======== Data shown

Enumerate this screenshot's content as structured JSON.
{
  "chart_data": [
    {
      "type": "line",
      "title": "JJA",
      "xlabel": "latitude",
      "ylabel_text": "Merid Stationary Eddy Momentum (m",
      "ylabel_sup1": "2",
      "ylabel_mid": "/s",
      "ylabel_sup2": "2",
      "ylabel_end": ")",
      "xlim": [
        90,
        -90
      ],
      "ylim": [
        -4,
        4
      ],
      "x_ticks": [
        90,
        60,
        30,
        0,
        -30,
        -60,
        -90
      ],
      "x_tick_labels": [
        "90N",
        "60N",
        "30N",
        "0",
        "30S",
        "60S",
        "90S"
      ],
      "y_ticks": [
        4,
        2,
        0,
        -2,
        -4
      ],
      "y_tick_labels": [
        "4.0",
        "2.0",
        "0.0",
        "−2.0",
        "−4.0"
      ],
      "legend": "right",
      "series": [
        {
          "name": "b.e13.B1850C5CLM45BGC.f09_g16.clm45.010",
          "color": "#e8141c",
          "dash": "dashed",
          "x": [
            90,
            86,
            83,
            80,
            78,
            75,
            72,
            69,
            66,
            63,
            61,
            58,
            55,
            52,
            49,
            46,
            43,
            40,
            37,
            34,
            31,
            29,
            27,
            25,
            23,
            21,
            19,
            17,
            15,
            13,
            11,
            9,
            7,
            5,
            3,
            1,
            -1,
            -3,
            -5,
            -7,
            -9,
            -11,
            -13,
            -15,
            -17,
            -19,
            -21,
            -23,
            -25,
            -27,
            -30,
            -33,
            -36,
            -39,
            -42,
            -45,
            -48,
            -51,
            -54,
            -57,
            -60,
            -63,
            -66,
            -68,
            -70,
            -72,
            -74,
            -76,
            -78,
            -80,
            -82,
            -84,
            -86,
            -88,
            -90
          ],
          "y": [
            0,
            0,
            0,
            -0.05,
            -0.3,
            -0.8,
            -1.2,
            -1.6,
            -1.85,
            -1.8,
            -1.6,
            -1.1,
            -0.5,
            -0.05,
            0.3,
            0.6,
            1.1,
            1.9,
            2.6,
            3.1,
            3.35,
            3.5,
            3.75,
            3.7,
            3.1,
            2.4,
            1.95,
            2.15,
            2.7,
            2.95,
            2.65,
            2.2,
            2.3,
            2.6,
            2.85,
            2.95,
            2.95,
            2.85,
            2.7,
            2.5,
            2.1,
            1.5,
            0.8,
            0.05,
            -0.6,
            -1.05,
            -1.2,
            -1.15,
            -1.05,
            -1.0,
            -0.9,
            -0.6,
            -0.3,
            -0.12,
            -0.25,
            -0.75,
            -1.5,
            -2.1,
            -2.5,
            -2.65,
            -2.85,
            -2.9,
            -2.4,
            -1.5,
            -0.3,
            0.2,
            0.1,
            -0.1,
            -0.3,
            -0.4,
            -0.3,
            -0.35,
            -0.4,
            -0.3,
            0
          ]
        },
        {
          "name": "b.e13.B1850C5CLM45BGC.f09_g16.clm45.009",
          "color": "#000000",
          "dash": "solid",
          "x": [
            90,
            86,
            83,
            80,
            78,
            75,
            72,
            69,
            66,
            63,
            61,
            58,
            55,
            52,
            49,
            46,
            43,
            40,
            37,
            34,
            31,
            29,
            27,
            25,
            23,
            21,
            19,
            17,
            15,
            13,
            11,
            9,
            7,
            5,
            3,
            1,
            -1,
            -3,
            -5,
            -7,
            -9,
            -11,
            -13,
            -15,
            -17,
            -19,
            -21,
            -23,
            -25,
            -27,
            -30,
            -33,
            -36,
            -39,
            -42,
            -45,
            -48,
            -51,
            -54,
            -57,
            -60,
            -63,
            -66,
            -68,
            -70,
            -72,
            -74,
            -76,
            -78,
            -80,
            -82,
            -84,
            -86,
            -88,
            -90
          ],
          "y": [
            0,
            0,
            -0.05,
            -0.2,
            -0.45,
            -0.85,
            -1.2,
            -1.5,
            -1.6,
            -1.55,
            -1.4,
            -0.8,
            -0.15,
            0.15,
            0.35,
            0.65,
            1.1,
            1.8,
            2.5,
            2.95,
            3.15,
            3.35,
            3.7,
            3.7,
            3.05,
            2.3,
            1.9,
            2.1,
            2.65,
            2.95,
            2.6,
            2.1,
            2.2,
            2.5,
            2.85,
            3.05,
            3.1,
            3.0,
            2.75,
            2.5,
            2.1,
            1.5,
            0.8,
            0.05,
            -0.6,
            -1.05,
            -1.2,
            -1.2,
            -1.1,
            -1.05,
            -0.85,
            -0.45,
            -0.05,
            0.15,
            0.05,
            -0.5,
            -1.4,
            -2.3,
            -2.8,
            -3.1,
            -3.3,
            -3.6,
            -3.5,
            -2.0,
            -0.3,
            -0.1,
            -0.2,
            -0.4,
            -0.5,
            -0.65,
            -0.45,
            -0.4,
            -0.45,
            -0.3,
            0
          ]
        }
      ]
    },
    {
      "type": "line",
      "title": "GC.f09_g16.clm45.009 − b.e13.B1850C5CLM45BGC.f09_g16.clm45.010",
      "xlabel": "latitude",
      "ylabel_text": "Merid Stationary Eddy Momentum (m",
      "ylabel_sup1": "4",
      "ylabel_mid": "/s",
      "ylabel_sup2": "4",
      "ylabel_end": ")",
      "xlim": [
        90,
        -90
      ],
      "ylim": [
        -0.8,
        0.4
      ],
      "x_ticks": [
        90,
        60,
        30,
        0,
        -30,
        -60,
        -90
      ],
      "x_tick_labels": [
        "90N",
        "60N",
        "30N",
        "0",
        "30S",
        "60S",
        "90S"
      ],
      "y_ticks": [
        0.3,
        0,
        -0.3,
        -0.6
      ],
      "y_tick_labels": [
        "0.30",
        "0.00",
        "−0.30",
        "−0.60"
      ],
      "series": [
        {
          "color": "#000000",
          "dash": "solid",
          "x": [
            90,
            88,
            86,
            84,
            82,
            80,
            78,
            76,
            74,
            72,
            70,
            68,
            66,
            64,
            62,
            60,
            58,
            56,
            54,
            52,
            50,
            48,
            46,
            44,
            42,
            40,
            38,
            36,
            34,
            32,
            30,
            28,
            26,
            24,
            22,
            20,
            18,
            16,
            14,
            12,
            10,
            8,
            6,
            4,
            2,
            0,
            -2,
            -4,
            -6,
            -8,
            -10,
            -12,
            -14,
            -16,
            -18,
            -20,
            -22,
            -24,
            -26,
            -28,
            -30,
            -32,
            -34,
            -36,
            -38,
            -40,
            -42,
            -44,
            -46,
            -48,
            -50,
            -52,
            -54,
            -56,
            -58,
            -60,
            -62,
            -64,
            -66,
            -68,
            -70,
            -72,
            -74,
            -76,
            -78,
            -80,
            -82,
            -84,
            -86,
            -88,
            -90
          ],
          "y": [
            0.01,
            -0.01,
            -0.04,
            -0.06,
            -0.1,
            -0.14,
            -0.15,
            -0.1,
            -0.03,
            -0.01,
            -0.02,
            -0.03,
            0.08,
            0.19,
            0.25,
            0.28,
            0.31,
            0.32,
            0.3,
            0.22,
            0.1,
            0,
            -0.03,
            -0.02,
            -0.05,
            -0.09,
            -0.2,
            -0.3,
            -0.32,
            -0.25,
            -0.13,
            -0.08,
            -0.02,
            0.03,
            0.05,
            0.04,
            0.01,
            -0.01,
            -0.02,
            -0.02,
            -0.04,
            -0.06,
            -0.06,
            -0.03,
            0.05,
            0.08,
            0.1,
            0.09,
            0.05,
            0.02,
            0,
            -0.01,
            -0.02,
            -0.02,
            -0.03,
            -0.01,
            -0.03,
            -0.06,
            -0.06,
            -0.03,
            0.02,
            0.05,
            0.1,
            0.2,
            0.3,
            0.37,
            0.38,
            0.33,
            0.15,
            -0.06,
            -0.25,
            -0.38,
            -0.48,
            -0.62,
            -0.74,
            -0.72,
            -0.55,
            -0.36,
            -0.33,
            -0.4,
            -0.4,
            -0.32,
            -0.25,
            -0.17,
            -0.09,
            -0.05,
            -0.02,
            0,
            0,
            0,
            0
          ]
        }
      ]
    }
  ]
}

================

What to do: Copy each line of the preceding data that contains the string "title".

Result:
      "title": "JJA",
      "title": "GC.f09_g16.clm45.009 − b.e13.B1850C5CLM45BGC.f09_g16.clm45.010",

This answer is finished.